[Source extract]

Regardless of the debates in Washington, the Internet is becoming increasingly more important
and at least for some, profitable. Marriott booked 20,000 rooms in one day, $5 million in sales;
and Youbet continues to grow with revenues increasing over 300 percent in one quarter.
        "It's the first time we've broken through 20,000," in hotel rooms booked online in a single day,
        said Marriott International spokesman John Wolf. The rooms represent about $5 million in gross
        sales, up from the record of about $4.8 million when just under 19,000 room-nights were booked
        one day earlier in the month. Marriott International's online sales topped $1 billion last year,
        a nearly seven-fold increase in two years.
        Jerry W. Jackson, Orlando Sentinel, Knight Ridder/Tribune Business News, Hotel Online, 5-21-03

        Youbet.com, Inc., the leading online live event and wagering company, today announced that First
        Quarter 2003 marked the company's fourth consecutive quarter of record growth. The gross
        handle for the first quarter set a new record at $61.0 million, up substantially from $27.1 million in
        the first quarter 2002, and includes a record-breaking gross handle of $21.1 million for the month
        of March, 2003. Gross revenues increased 323% to $11.0 million for the quarter ended
        March 31, 2003 as compared to $2.6 million in the first quarter of 2002. Net revenues, after
        payments to our track partners and licensing fees, were $3.8 million for the first quarter 2003
        compared to $1.7 million in the first quarter of 2002.
        Business Wire, Yahoo Business, 5-16-03

The growth rates are stunning in both cases and both have implications for all of the gaming
industry. There are some in the industry that think it makes sense to try and stop the growth of
Internet gaming, but for the rest of the industry it makes more sense to try and understand it and
find ways to integrate the Internet into the business and operations.

[Problem set]
1. According to the passage on Internet sales growth, what was Youbet.com's gross handle for the first quarter of 2003?
2. Carry on the passage on Internet sales growth, starting right after its last sentence.
The material that comes next is not connected to the passage on Internet sales growth.

[Data lines]
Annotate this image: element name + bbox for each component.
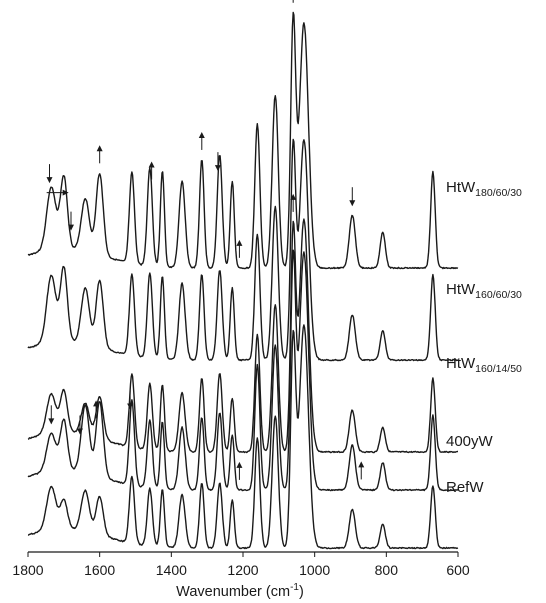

[Answers in order]
1. $61.0 million.

2.
Bits and Pieces from Indian Country
Not all is peaches and cream in Indian gaming. Most of the month of May the federal
government and a portion of the Meskwaki tribe have debated the rules of government. The
Meskwaki tribe, officially known as the Sac and Fox Tribe of Mississippi in Iowa, is the only
federally recognized Indian tribe in Iowa; there are 1,293 enrolled members. In March after the
tribal council failed to acknowledge a recall petition, the traditional tribal leader appointed a new
council. The newly appointed council took possession of tribal headquarters and the casino
operation.
The casino issue is simple: who has a right to operate an Indian casino? The easy answer is a
federally recognized tribe with a tribal/state gaming compact. So what happens if another
government replaces the elected government with a separate claim to rule? The National Indian
Gaming Commission says the casino has to close, or can only be operated by the duly elected
tribal government. That is where it stands; the casino is closed, as the case begins to meander
through the federal courts.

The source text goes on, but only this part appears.